TASK DIRECTIONS: Sort through the entries below and pull out lines containing the word "will".

Collected data:
******

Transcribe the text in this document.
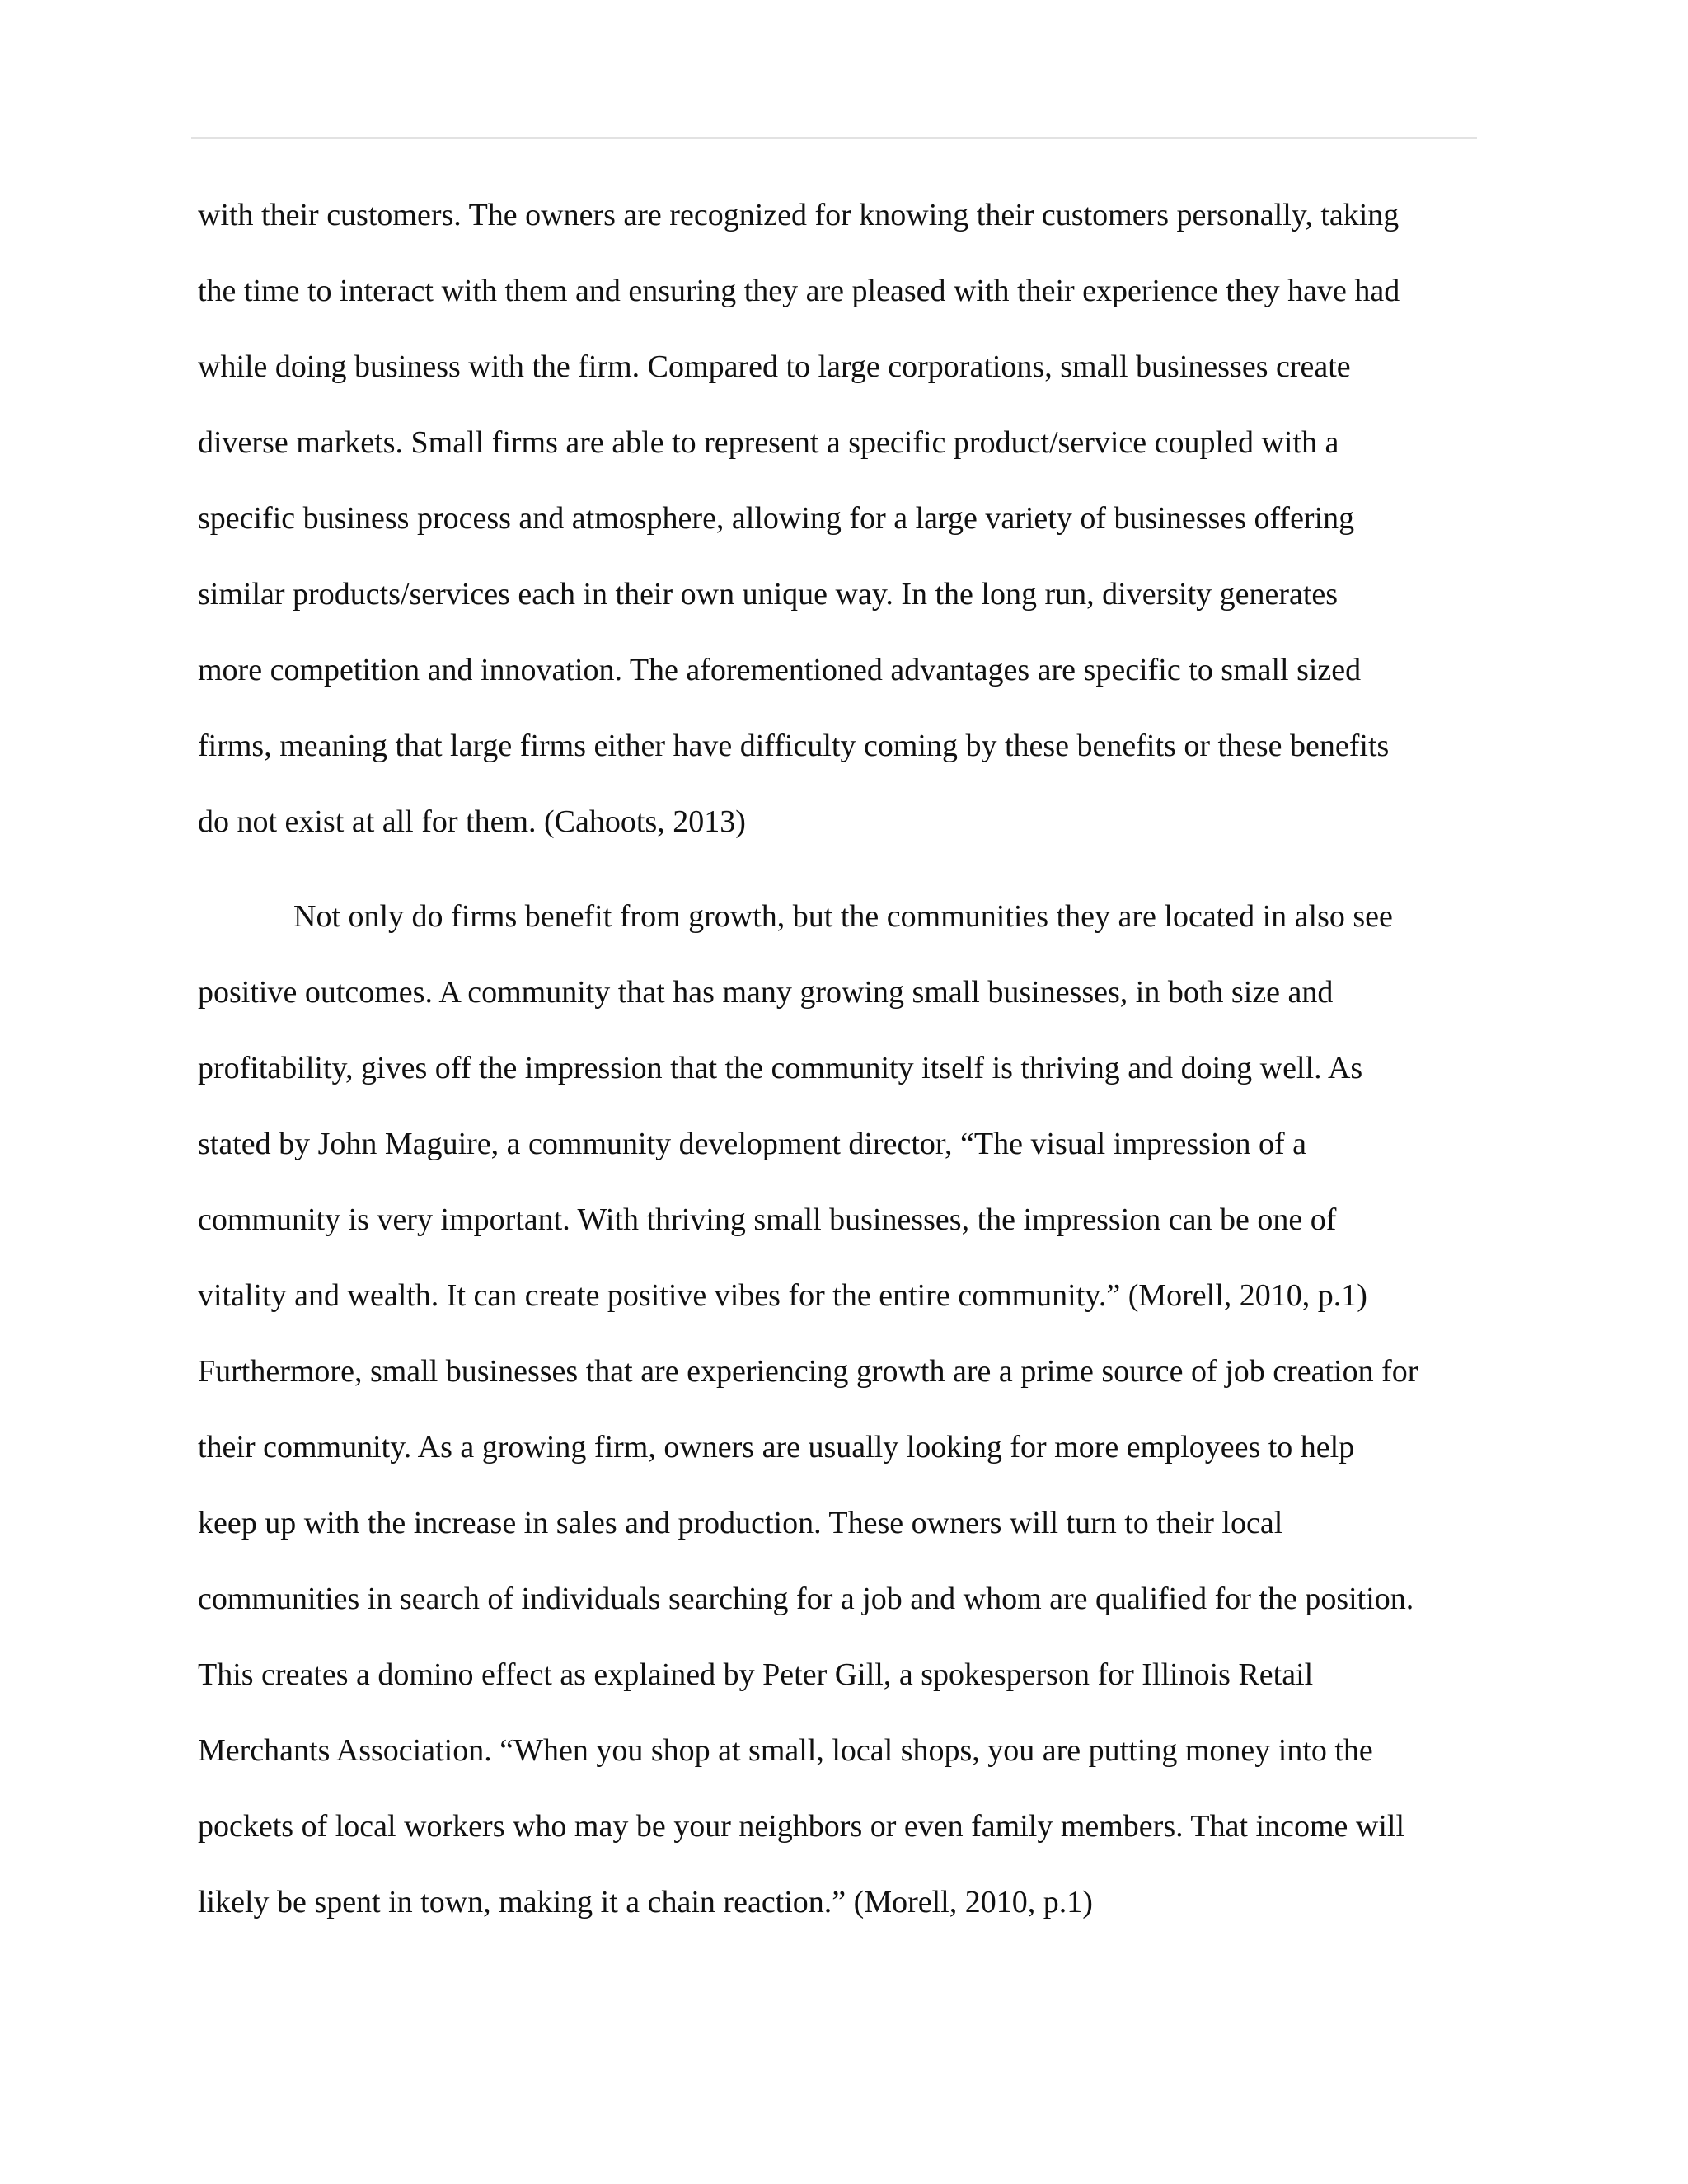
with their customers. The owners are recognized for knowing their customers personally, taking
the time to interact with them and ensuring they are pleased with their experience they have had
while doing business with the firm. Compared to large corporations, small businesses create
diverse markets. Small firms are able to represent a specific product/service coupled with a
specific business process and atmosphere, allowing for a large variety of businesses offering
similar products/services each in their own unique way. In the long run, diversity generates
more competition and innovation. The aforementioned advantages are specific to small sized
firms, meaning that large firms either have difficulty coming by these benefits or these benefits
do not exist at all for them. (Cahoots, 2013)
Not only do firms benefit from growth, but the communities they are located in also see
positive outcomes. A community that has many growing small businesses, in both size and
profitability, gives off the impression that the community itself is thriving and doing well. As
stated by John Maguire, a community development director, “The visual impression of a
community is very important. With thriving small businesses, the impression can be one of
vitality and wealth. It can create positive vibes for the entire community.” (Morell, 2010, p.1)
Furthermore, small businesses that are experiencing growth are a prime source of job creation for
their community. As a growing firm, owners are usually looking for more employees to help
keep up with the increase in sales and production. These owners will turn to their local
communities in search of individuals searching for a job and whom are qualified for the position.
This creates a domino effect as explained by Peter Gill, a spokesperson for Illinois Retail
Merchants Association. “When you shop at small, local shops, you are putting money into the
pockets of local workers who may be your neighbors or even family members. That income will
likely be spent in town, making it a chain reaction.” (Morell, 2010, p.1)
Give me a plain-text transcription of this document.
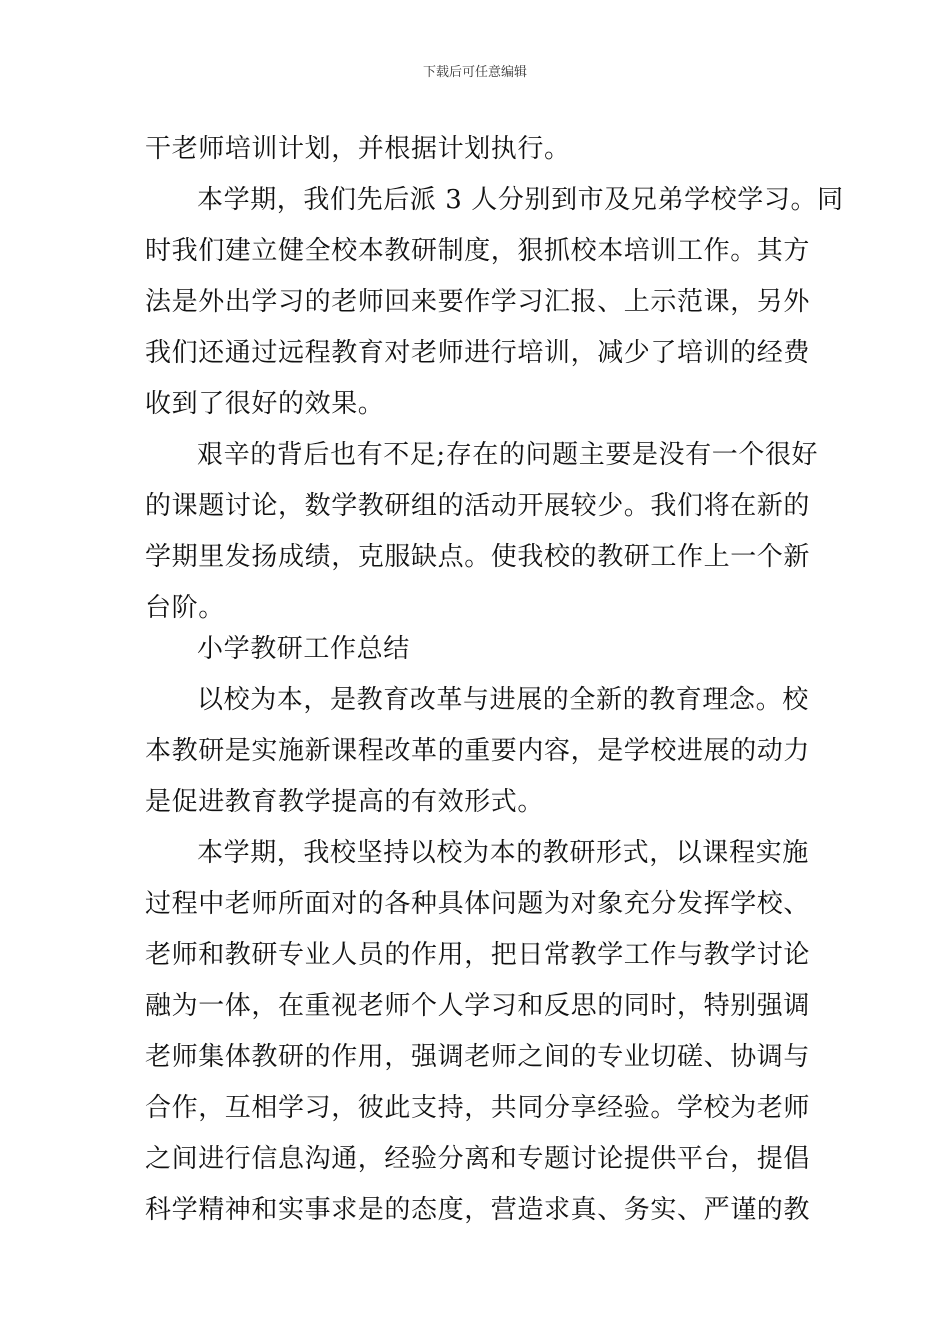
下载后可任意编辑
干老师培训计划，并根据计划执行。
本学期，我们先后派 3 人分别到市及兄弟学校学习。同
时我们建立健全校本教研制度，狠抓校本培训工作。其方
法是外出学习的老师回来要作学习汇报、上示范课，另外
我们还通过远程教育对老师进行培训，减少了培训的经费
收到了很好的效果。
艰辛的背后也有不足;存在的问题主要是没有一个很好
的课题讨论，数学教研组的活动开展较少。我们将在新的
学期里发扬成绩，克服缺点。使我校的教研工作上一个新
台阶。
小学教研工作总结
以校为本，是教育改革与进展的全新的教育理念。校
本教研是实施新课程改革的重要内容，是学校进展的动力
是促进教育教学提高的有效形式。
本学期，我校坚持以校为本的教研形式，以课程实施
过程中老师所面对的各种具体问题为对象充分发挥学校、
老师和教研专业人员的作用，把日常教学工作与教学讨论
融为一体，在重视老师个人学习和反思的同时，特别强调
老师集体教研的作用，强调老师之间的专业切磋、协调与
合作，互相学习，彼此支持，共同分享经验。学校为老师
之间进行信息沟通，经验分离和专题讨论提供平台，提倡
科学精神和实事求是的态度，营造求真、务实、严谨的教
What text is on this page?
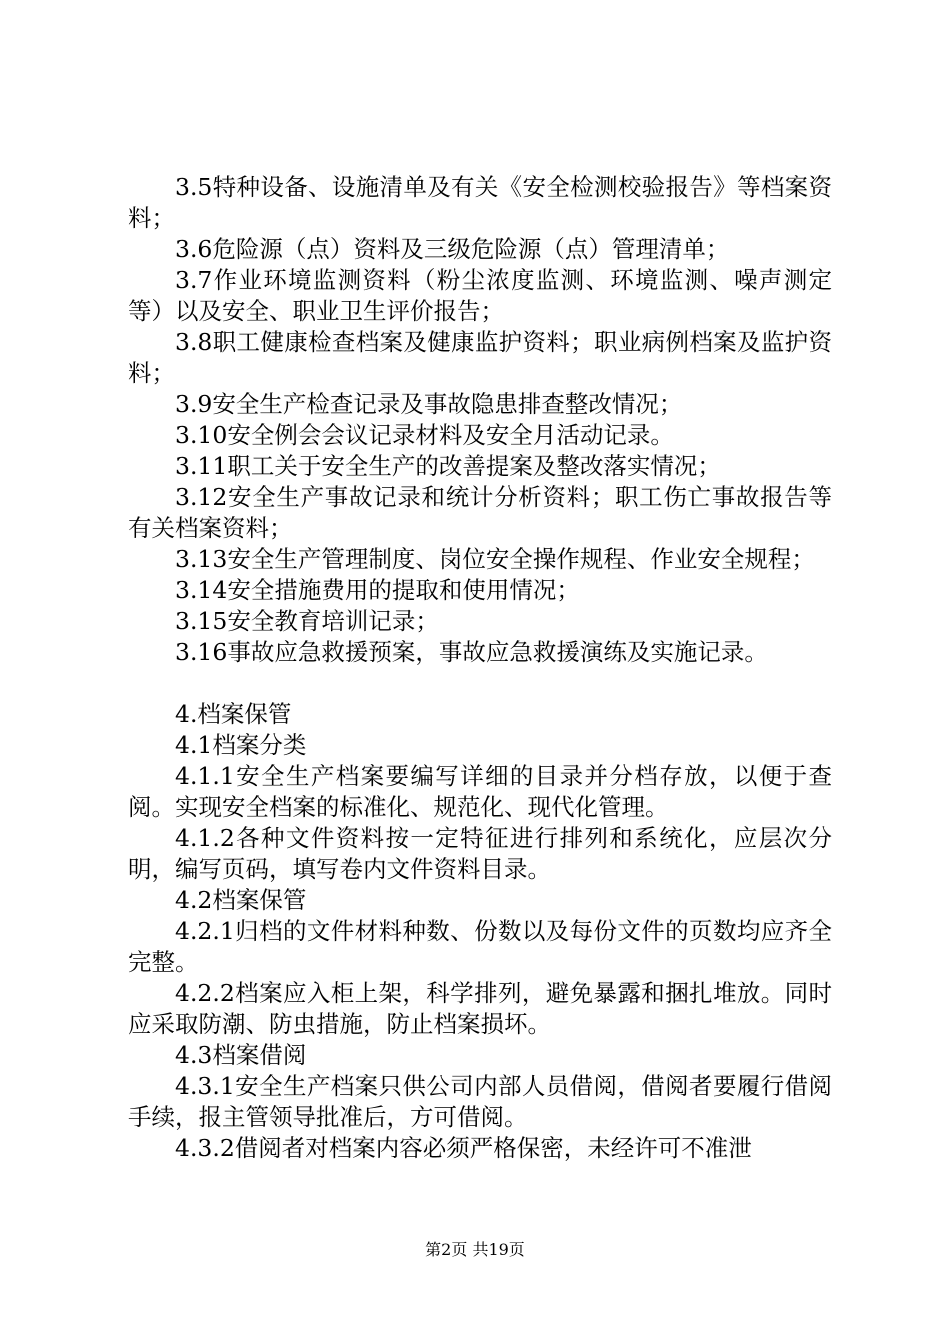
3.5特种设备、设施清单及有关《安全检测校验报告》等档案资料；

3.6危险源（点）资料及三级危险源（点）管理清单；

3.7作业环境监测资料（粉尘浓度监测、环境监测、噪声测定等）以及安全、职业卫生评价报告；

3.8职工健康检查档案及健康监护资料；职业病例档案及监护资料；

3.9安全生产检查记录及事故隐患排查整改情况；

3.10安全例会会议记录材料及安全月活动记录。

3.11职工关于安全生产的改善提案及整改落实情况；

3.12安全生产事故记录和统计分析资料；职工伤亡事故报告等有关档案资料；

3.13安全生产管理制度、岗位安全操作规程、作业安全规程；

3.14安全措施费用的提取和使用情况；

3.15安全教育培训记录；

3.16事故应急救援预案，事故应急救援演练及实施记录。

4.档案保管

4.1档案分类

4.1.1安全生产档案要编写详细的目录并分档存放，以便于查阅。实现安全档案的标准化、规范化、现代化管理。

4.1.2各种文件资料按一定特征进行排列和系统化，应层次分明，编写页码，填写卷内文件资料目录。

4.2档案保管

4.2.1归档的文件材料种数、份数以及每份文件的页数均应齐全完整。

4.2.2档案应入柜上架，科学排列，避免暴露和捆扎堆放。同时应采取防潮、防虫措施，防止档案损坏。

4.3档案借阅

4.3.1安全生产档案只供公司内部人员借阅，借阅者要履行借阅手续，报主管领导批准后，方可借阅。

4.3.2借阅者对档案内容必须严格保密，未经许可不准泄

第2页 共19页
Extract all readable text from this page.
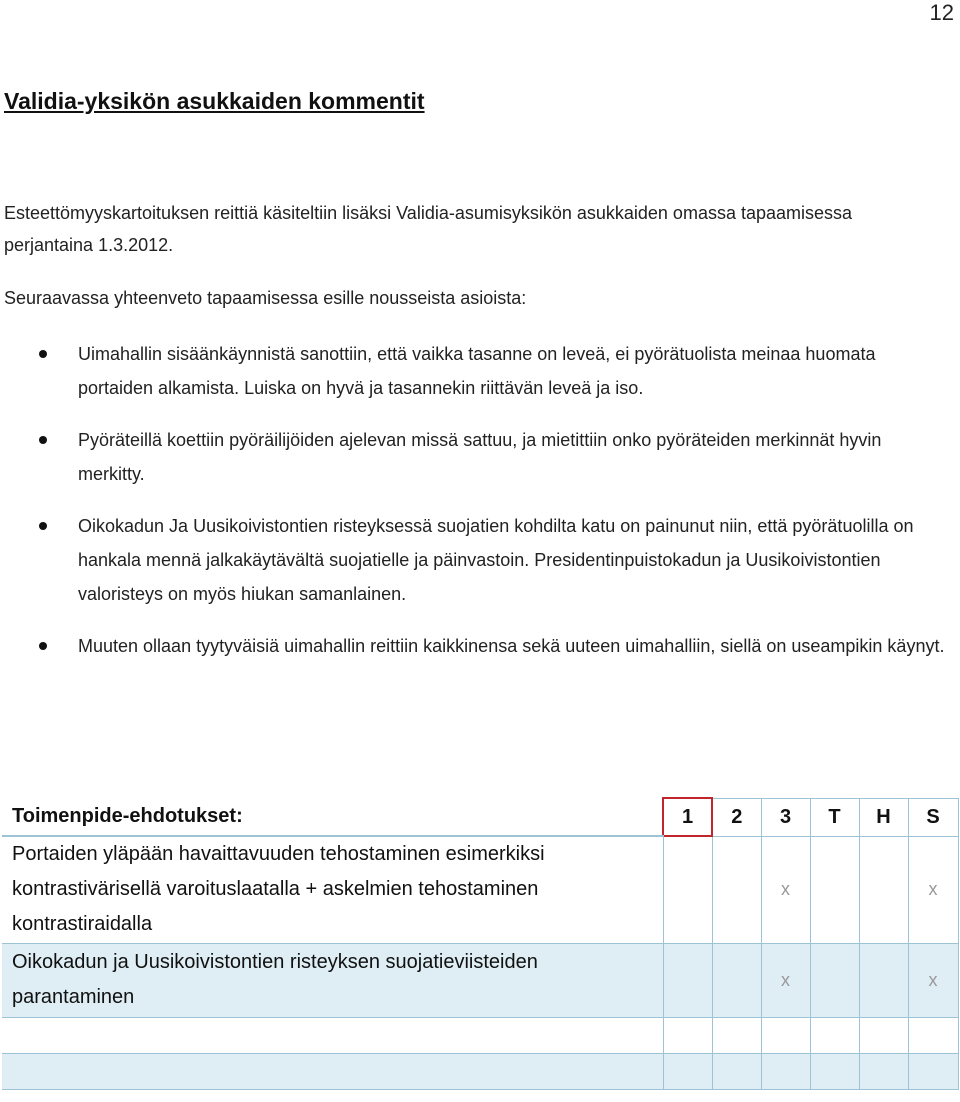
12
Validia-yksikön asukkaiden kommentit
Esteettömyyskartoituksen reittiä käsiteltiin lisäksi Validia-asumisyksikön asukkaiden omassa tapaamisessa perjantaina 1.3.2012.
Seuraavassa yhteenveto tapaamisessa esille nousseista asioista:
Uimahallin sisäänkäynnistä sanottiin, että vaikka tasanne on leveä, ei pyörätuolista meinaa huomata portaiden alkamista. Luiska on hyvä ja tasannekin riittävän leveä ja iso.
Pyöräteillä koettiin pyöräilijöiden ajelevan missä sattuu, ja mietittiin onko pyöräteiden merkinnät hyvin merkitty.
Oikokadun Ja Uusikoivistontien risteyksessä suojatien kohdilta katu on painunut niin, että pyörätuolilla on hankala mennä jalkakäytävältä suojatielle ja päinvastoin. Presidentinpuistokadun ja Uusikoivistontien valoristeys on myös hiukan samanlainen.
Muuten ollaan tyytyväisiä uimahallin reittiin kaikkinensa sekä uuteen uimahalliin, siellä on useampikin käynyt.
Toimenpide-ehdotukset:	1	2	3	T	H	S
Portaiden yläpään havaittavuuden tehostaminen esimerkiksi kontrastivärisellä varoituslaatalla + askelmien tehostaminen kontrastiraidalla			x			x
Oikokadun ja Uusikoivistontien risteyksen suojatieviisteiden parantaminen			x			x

******

OUTPUT OF THE EXERCISE:
keep up with the increase in sales and production. These owners will turn to their local
pockets of local workers who may be your neighbors or even family members. That income will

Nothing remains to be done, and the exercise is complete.